* [Exercise objective] Copy each line in which the string "chevron" occurs.

* [Input rows]
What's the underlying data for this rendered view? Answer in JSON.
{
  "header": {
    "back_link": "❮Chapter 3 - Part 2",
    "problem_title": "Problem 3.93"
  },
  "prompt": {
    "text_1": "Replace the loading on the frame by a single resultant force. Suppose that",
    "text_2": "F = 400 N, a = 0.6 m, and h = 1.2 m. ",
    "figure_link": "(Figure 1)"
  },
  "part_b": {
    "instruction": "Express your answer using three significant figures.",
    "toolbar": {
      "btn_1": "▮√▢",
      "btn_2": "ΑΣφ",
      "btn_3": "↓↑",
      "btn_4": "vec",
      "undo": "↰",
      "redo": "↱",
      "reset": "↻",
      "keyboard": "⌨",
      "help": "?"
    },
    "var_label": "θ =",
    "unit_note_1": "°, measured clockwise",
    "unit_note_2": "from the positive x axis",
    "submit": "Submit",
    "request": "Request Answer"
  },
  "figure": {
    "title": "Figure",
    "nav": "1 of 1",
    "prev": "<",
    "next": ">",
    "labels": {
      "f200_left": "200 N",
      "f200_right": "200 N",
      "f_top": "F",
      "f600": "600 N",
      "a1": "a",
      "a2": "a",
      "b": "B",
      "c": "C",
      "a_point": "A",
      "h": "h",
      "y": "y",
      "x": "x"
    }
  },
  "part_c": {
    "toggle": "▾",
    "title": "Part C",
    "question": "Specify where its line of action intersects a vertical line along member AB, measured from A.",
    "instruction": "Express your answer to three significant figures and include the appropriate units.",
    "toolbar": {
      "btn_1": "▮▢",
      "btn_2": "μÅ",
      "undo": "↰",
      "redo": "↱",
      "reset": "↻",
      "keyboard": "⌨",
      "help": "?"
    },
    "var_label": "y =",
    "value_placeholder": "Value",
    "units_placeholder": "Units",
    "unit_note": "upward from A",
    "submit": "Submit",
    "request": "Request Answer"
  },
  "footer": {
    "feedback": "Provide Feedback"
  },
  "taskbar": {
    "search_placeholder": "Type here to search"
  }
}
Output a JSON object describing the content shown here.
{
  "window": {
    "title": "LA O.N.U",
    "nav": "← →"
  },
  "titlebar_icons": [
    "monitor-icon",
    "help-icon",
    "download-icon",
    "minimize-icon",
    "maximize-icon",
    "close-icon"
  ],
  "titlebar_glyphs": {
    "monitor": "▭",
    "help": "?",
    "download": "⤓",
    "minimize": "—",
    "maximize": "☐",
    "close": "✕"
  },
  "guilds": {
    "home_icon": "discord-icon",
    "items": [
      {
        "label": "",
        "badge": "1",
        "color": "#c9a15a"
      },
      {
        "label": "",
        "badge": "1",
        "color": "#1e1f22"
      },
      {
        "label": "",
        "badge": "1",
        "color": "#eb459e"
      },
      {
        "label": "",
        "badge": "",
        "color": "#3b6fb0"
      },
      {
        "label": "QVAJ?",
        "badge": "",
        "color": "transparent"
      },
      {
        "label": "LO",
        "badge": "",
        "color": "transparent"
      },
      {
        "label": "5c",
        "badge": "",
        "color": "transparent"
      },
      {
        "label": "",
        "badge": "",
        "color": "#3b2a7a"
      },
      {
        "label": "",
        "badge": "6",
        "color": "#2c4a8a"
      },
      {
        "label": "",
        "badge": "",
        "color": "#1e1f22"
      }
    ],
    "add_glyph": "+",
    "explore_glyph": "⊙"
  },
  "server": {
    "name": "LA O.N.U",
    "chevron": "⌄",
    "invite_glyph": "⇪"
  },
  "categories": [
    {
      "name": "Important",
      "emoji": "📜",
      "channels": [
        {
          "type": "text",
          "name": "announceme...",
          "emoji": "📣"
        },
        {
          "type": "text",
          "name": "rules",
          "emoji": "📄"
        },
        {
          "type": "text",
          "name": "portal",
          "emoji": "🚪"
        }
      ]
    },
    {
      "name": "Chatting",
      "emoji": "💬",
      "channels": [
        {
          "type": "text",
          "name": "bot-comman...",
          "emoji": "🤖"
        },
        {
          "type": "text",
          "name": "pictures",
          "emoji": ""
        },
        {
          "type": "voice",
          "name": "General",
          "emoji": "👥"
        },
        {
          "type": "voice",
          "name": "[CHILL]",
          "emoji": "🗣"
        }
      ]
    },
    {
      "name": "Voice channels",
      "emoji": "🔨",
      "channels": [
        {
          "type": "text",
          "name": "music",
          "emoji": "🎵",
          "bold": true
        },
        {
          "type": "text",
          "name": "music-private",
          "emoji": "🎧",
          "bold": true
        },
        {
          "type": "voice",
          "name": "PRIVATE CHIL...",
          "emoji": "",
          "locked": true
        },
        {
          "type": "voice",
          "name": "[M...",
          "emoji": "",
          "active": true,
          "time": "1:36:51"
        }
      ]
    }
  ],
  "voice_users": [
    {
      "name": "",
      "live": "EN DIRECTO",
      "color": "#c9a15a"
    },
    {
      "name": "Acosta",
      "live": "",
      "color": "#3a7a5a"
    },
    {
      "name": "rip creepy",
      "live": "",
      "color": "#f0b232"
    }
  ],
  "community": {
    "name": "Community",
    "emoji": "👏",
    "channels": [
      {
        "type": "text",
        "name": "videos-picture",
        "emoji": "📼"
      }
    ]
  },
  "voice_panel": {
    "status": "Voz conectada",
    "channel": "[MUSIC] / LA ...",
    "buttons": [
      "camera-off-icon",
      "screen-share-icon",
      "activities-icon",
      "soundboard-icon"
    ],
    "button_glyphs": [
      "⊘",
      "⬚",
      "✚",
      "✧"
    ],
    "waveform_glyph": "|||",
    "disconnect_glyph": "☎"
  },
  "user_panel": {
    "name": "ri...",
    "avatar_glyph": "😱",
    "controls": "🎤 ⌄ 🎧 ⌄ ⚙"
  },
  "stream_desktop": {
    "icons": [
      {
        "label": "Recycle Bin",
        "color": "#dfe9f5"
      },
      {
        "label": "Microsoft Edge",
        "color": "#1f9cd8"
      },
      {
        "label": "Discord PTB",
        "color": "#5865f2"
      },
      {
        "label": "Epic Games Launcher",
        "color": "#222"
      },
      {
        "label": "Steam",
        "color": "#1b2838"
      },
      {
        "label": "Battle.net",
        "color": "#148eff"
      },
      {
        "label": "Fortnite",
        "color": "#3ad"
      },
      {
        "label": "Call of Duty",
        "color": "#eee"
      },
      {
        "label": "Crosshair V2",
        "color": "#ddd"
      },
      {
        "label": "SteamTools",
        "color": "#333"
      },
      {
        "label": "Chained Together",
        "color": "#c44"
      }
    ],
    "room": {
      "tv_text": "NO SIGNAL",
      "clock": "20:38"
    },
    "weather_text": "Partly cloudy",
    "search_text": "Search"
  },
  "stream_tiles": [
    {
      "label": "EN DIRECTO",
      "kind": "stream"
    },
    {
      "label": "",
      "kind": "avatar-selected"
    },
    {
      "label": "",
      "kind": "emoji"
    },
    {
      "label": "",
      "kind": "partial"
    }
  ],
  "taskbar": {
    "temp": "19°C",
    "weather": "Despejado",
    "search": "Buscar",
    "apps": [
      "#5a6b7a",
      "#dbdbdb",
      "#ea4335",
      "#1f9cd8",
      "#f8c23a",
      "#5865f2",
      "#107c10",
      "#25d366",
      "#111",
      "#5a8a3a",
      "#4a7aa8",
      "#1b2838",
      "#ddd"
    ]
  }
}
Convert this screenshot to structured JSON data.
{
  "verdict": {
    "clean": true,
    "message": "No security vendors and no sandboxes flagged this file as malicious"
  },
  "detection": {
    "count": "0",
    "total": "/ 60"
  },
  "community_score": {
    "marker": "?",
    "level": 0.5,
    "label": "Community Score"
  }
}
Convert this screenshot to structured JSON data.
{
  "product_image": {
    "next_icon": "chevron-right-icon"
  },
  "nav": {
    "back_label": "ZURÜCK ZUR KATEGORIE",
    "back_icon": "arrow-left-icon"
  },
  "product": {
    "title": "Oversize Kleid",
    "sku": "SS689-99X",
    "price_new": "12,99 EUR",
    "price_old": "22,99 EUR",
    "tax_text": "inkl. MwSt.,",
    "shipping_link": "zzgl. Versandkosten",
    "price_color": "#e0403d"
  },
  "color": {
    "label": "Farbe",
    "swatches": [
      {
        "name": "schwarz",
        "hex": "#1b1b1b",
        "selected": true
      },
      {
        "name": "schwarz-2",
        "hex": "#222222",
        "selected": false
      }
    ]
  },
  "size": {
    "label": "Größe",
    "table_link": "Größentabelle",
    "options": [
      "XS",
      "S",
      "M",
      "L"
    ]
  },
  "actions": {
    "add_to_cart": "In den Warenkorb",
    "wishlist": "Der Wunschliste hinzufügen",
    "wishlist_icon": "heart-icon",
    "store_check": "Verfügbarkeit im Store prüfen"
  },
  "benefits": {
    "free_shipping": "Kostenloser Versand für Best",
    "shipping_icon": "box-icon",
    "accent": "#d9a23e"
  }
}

* [The answer]
    "chevron": "⌄",
    "next_icon": "chevron-right-icon"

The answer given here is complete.